● **What you will do**: Every line below must be reproduced exactly. Copy them all.

● **Data rows**:
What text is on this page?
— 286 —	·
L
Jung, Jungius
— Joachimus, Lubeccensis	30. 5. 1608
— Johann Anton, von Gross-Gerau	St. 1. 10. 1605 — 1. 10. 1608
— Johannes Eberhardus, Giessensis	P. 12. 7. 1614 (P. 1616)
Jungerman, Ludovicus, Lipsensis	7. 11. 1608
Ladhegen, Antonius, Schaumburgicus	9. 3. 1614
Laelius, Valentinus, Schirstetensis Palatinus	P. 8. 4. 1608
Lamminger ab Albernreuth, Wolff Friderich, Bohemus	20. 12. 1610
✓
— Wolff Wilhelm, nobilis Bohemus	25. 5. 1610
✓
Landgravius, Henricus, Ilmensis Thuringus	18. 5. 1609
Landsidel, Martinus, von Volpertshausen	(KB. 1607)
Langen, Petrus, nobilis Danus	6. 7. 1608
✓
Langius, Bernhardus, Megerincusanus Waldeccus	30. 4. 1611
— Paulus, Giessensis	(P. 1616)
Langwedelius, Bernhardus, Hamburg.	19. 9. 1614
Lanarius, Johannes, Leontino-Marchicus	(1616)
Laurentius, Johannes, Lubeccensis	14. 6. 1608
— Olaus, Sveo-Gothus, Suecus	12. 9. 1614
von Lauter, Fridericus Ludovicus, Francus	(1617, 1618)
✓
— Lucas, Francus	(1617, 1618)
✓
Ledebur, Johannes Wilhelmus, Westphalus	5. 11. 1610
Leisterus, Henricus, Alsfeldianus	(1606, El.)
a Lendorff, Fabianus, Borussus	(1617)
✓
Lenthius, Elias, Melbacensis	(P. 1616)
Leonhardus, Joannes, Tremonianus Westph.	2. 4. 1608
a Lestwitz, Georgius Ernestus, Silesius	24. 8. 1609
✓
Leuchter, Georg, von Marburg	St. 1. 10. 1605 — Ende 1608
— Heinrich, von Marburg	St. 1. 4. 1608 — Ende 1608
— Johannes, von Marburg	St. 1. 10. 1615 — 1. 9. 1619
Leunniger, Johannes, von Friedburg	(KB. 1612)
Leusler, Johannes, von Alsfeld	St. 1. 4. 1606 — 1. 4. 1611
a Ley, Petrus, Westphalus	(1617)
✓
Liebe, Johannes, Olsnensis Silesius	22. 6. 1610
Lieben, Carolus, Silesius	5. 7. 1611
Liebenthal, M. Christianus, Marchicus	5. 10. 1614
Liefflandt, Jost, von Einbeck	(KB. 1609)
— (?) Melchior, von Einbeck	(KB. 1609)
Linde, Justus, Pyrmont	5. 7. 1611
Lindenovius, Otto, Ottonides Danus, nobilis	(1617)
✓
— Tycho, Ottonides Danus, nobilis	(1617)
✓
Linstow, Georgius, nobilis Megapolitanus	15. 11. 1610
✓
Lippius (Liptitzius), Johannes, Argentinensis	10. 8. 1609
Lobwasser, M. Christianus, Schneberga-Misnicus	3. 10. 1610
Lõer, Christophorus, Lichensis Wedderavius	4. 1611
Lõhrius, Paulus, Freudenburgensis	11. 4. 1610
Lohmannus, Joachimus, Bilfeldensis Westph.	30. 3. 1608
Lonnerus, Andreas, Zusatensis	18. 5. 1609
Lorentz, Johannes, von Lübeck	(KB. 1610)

● **Solution to the exercise**:
What text is on this page?
— 286 —	·
L
Jung, Jungius
— Joachimus, Lubeccensis	30. 5. 1608
— Johann Anton, von Gross-Gerau	St. 1. 10. 1605 — 1. 10. 1608
— Johannes Eberhardus, Giessensis	P. 12. 7. 1614 (P. 1616)
Jungerman, Ludovicus, Lipsensis	7. 11. 1608
Ladhegen, Antonius, Schaumburgicus	9. 3. 1614
Laelius, Valentinus, Schirstetensis Palatinus	P. 8. 4. 1608
Lamminger ab Albernreuth, Wolff Friderich, Bohemus	20. 12. 1610
✓
— Wolff Wilhelm, nobilis Bohemus	25. 5. 1610
✓
Landgravius, Henricus, Ilmensis Thuringus	18. 5. 1609
Landsidel, Martinus, von Volpertshausen	(KB. 1607)
Langen, Petrus, nobilis Danus	6. 7. 1608
✓
Langius, Bernhardus, Megerincusanus Waldeccus	30. 4. 1611
— Paulus, Giessensis	(P. 1616)
Langwedelius, Bernhardus, Hamburg.	19. 9. 1614
Lanarius, Johannes, Leontino-Marchicus	(1616)
Laurentius, Johannes, Lubeccensis	14. 6. 1608
— Olaus, Sveo-Gothus, Suecus	12. 9. 1614
von Lauter, Fridericus Ludovicus, Francus	(1617, 1618)
✓
— Lucas, Francus	(1617, 1618)
✓
Ledebur, Johannes Wilhelmus, Westphalus	5. 11. 1610
Leisterus, Henricus, Alsfeldianus	(1606, El.)
a Lendorff, Fabianus, Borussus	(1617)
✓
Lenthius, Elias, Melbacensis	(P. 1616)
Leonhardus, Joannes, Tremonianus Westph.	2. 4. 1608
a Lestwitz, Georgius Ernestus, Silesius	24. 8. 1609
✓
Leuchter, Georg, von Marburg	St. 1. 10. 1605 — Ende 1608
— Heinrich, von Marburg	St. 1. 4. 1608 — Ende 1608
— Johannes, von Marburg	St. 1. 10. 1615 — 1. 9. 1619
Leunniger, Johannes, von Friedburg	(KB. 1612)
Leusler, Johannes, von Alsfeld	St. 1. 4. 1606 — 1. 4. 1611
a Ley, Petrus, Westphalus	(1617)
✓
Liebe, Johannes, Olsnensis Silesius	22. 6. 1610
Lieben, Carolus, Silesius	5. 7. 1611
Liebenthal, M. Christianus, Marchicus	5. 10. 1614
Liefflandt, Jost, von Einbeck	(KB. 1609)
— (?) Melchior, von Einbeck	(KB. 1609)
Linde, Justus, Pyrmont	5. 7. 1611
Lindenovius, Otto, Ottonides Danus, nobilis	(1617)
✓
— Tycho, Ottonides Danus, nobilis	(1617)
✓
Linstow, Georgius, nobilis Megapolitanus	15. 11. 1610
✓
Lippius (Liptitzius), Johannes, Argentinensis	10. 8. 1609
Lobwasser, M. Christianus, Schneberga-Misnicus	3. 10. 1610
Lõer, Christophorus, Lichensis Wedderavius	4. 1611
Lõhrius, Paulus, Freudenburgensis	11. 4. 1610
Lohmannus, Joachimus, Bilfeldensis Westph.	30. 3. 1608
Lonnerus, Andreas, Zusatensis	18. 5. 1609
Lorentz, Johannes, von Lübeck	(KB. 1610)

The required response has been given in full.